DIRECTIONS
Go through the entries below and copy each line containing the word "Athabascans".
[Start of PROVIDED RECORDS]
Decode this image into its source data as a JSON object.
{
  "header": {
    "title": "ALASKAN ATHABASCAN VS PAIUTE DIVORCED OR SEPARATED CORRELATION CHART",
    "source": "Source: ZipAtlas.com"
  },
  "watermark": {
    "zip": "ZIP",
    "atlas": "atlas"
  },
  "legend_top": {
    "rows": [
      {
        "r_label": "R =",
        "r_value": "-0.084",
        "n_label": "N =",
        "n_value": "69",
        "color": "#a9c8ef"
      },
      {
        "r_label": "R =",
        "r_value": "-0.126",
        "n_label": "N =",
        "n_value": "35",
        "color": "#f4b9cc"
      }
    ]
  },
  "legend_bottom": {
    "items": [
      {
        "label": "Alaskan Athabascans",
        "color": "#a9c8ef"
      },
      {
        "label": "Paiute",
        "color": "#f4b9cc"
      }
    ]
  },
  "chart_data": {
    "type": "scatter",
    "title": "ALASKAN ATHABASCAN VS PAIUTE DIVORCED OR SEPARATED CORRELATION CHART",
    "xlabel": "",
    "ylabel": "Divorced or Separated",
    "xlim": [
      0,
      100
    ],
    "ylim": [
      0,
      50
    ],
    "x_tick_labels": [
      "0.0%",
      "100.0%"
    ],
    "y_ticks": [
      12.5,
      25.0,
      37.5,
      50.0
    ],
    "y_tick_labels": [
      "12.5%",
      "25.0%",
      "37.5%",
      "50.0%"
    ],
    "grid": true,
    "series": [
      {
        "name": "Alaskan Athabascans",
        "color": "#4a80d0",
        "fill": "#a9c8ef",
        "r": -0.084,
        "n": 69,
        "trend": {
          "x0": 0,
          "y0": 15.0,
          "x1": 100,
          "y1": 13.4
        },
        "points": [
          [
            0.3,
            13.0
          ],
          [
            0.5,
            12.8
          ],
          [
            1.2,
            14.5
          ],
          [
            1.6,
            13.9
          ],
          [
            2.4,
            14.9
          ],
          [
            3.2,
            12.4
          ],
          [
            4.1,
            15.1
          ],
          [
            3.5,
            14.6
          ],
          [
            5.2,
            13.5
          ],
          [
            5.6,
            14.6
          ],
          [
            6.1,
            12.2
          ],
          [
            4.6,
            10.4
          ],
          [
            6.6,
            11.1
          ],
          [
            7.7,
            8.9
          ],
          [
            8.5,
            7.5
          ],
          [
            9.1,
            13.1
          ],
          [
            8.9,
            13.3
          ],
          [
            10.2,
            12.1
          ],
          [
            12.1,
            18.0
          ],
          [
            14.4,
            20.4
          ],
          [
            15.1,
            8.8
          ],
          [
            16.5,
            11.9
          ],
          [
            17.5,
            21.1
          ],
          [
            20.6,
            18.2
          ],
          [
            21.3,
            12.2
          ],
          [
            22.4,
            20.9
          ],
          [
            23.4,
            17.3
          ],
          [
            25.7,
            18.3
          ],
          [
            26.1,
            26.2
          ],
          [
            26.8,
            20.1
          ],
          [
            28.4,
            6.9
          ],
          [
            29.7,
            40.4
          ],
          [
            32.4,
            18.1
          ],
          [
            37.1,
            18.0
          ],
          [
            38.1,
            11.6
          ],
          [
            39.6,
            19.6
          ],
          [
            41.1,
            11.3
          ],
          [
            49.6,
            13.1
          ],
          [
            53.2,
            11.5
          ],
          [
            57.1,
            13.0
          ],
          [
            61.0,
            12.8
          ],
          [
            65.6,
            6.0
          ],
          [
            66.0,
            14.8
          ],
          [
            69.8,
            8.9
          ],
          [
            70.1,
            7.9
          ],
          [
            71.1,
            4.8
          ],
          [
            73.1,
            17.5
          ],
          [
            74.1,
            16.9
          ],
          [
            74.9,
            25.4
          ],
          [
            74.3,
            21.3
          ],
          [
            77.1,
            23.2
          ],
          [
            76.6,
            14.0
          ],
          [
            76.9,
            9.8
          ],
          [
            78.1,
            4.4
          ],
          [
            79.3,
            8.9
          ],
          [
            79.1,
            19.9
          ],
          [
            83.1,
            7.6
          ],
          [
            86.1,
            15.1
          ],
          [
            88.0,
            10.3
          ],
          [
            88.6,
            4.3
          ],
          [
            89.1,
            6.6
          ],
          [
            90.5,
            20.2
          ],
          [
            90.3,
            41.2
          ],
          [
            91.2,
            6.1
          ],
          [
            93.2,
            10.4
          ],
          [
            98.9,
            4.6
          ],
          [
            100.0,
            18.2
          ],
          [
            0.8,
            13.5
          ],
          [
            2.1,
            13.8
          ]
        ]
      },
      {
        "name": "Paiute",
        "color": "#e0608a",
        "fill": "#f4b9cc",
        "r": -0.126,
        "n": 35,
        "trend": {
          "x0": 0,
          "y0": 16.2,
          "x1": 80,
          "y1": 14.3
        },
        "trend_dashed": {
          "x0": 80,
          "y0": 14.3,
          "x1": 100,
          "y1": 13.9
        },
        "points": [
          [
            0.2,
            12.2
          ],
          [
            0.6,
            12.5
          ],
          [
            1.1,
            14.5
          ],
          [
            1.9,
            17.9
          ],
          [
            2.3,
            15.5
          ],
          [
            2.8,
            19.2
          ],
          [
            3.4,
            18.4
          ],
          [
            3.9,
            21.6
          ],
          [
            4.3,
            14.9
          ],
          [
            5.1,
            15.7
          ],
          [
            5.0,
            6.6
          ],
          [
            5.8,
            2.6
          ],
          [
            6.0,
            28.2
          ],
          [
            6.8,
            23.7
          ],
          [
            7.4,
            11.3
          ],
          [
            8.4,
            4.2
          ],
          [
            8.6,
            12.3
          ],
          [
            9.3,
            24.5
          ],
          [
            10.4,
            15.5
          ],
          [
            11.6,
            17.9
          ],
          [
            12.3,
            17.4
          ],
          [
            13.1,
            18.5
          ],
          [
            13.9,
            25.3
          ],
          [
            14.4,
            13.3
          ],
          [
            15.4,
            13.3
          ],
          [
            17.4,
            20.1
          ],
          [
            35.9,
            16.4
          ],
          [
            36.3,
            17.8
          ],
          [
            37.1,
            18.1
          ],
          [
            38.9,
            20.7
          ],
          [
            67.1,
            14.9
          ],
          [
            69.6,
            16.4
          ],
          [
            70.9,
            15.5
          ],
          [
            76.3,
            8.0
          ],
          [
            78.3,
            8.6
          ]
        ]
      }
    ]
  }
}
[End of PROVIDED RECORDS]
WRITTEN RESPONSE
        "label": "Alaskan Athabascans",
        "name": "Alaskan Athabascans",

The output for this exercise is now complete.